**Instruction**
Every entry here needs to be repeated exactly.

**Record excerpts**
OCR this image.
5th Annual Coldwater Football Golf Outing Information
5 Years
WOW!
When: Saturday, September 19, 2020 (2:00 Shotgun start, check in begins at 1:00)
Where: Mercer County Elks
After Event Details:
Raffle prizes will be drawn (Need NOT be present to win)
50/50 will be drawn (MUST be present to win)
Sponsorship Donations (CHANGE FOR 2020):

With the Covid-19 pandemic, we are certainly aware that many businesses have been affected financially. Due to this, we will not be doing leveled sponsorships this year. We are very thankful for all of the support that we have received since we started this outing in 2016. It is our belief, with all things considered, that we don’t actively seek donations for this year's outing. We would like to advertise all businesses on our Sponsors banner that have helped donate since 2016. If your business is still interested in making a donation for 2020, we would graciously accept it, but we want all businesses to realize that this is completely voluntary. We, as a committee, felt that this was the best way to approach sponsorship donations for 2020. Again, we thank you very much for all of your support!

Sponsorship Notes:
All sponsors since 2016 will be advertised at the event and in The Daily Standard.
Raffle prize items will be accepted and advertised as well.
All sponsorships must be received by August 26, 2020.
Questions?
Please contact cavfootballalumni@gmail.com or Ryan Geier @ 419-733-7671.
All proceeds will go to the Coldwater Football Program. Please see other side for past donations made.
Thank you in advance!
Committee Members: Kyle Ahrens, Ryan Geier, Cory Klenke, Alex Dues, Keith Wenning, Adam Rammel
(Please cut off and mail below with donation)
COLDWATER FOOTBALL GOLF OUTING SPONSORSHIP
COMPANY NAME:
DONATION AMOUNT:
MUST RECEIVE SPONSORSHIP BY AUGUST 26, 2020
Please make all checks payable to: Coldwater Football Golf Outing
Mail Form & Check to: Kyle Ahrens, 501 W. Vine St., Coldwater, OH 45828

**Output**
OCR this image.
5th Annual Coldwater Football Golf Outing Information
5 Years
WOW!
When: Saturday, September 19, 2020 (2:00 Shotgun start, check in begins at 1:00)
Where: Mercer County Elks
After Event Details:
Raffle prizes will be drawn (Need NOT be present to win)
50/50 will be drawn (MUST be present to win)
Sponsorship Donations (CHANGE FOR 2020):

With the Covid-19 pandemic, we are certainly aware that many businesses have been affected financially. Due to this, we will not be doing leveled sponsorships this year. We are very thankful for all of the support that we have received since we started this outing in 2016. It is our belief, with all things considered, that we don’t actively seek donations for this year's outing. We would like to advertise all businesses on our Sponsors banner that have helped donate since 2016. If your business is still interested in making a donation for 2020, we would graciously accept it, but we want all businesses to realize that this is completely voluntary. We, as a committee, felt that this was the best way to approach sponsorship donations for 2020. Again, we thank you very much for all of your support!

Sponsorship Notes:
All sponsors since 2016 will be advertised at the event and in The Daily Standard.
Raffle prize items will be accepted and advertised as well.
All sponsorships must be received by August 26, 2020.
Questions?
Please contact cavfootballalumni@gmail.com or Ryan Geier @ 419-733-7671.
All proceeds will go to the Coldwater Football Program. Please see other side for past donations made.
Thank you in advance!
Committee Members: Kyle Ahrens, Ryan Geier, Cory Klenke, Alex Dues, Keith Wenning, Adam Rammel
(Please cut off and mail below with donation)
COLDWATER FOOTBALL GOLF OUTING SPONSORSHIP
COMPANY NAME:
DONATION AMOUNT:
MUST RECEIVE SPONSORSHIP BY AUGUST 26, 2020
Please make all checks payable to: Coldwater Football Golf Outing
Mail Form & Check to: Kyle Ahrens, 501 W. Vine St., Coldwater, OH 45828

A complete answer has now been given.